Stated goal: Transcribe all the records with complete accuracy.

Recorded information:
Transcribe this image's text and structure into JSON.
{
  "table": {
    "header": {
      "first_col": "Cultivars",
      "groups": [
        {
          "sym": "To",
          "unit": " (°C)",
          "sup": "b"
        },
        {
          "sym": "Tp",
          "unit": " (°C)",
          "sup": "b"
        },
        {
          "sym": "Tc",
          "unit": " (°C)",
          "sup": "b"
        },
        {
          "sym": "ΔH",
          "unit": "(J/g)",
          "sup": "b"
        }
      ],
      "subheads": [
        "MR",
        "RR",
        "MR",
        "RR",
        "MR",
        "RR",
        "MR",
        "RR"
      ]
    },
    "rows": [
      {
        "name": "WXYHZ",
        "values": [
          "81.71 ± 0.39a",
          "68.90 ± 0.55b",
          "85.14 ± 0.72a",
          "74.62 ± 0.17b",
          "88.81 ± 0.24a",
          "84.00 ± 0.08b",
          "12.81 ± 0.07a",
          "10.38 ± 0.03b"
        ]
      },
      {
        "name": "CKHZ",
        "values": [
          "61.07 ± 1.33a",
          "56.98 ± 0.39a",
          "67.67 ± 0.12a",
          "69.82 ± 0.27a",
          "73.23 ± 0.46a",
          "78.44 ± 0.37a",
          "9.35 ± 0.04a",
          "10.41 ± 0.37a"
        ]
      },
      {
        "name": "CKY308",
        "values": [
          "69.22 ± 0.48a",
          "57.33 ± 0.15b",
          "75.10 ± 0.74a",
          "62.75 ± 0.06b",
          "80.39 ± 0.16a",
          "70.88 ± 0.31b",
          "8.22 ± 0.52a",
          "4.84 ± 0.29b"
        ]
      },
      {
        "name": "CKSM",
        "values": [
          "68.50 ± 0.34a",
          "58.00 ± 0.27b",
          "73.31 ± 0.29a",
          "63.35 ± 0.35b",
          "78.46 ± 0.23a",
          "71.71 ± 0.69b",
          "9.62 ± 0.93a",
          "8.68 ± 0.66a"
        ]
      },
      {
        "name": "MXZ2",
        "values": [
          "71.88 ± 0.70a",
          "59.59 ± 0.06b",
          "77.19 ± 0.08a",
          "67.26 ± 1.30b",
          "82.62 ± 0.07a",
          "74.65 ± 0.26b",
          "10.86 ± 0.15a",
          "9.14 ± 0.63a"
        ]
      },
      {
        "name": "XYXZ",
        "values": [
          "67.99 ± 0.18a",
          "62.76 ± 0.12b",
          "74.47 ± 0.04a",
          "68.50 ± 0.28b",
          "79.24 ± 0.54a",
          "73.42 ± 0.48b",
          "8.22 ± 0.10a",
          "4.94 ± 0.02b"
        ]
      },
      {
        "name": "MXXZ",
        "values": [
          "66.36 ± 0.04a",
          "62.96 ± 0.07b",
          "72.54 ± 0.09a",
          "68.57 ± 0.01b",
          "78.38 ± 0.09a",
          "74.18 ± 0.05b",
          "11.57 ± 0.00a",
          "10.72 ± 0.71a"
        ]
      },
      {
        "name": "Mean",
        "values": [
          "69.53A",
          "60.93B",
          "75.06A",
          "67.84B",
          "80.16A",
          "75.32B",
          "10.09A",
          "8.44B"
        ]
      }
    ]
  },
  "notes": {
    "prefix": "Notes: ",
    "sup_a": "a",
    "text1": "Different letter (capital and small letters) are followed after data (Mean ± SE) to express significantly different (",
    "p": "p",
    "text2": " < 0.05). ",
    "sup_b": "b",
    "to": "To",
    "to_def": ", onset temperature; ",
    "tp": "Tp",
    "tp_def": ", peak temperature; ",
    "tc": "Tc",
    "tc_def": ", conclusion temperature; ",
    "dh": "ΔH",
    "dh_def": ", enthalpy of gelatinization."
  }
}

Solved problem:
Transcribe this image's text and structure into JSON.
{
  "table": {
    "header": {
      "first_col": "Cultivars",
      "groups": [
        {
          "sym": "To",
          "unit": " (°C)",
          "sup": "b"
        },
        {
          "sym": "Tp",
          "unit": " (°C)",
          "sup": "b"
        },
        {
          "sym": "Tc",
          "unit": " (°C)",
          "sup": "b"
        },
        {
          "sym": "ΔH",
          "unit": "(J/g)",
          "sup": "b"
        }
      ],
      "subheads": [
        "MR",
        "RR",
        "MR",
        "RR",
        "MR",
        "RR",
        "MR",
        "RR"
      ]
    },
    "rows": [
      {
        "name": "WXYHZ",
        "values": [
          "81.71 ± 0.39a",
          "68.90 ± 0.55b",
          "85.14 ± 0.72a",
          "74.62 ± 0.17b",
          "88.81 ± 0.24a",
          "84.00 ± 0.08b",
          "12.81 ± 0.07a",
          "10.38 ± 0.03b"
        ]
      },
      {
        "name": "CKHZ",
        "values": [
          "61.07 ± 1.33a",
          "56.98 ± 0.39a",
          "67.67 ± 0.12a",
          "69.82 ± 0.27a",
          "73.23 ± 0.46a",
          "78.44 ± 0.37a",
          "9.35 ± 0.04a",
          "10.41 ± 0.37a"
        ]
      },
      {
        "name": "CKY308",
        "values": [
          "69.22 ± 0.48a",
          "57.33 ± 0.15b",
          "75.10 ± 0.74a",
          "62.75 ± 0.06b",
          "80.39 ± 0.16a",
          "70.88 ± 0.31b",
          "8.22 ± 0.52a",
          "4.84 ± 0.29b"
        ]
      },
      {
        "name": "CKSM",
        "values": [
          "68.50 ± 0.34a",
          "58.00 ± 0.27b",
          "73.31 ± 0.29a",
          "63.35 ± 0.35b",
          "78.46 ± 0.23a",
          "71.71 ± 0.69b",
          "9.62 ± 0.93a",
          "8.68 ± 0.66a"
        ]
      },
      {
        "name": "MXZ2",
        "values": [
          "71.88 ± 0.70a",
          "59.59 ± 0.06b",
          "77.19 ± 0.08a",
          "67.26 ± 1.30b",
          "82.62 ± 0.07a",
          "74.65 ± 0.26b",
          "10.86 ± 0.15a",
          "9.14 ± 0.63a"
        ]
      },
      {
        "name": "XYXZ",
        "values": [
          "67.99 ± 0.18a",
          "62.76 ± 0.12b",
          "74.47 ± 0.04a",
          "68.50 ± 0.28b",
          "79.24 ± 0.54a",
          "73.42 ± 0.48b",
          "8.22 ± 0.10a",
          "4.94 ± 0.02b"
        ]
      },
      {
        "name": "MXXZ",
        "values": [
          "66.36 ± 0.04a",
          "62.96 ± 0.07b",
          "72.54 ± 0.09a",
          "68.57 ± 0.01b",
          "78.38 ± 0.09a",
          "74.18 ± 0.05b",
          "11.57 ± 0.00a",
          "10.72 ± 0.71a"
        ]
      },
      {
        "name": "Mean",
        "values": [
          "69.53A",
          "60.93B",
          "75.06A",
          "67.84B",
          "80.16A",
          "75.32B",
          "10.09A",
          "8.44B"
        ]
      }
    ]
  },
  "notes": {
    "prefix": "Notes: ",
    "sup_a": "a",
    "text1": "Different letter (capital and small letters) are followed after data (Mean ± SE) to express significantly different (",
    "p": "p",
    "text2": " < 0.05). ",
    "sup_b": "b",
    "to": "To",
    "to_def": ", onset temperature; ",
    "tp": "Tp",
    "tp_def": ", peak temperature; ",
    "tc": "Tc",
    "tc_def": ", conclusion temperature; ",
    "dh": "ΔH",
    "dh_def": ", enthalpy of gelatinization."
  }
}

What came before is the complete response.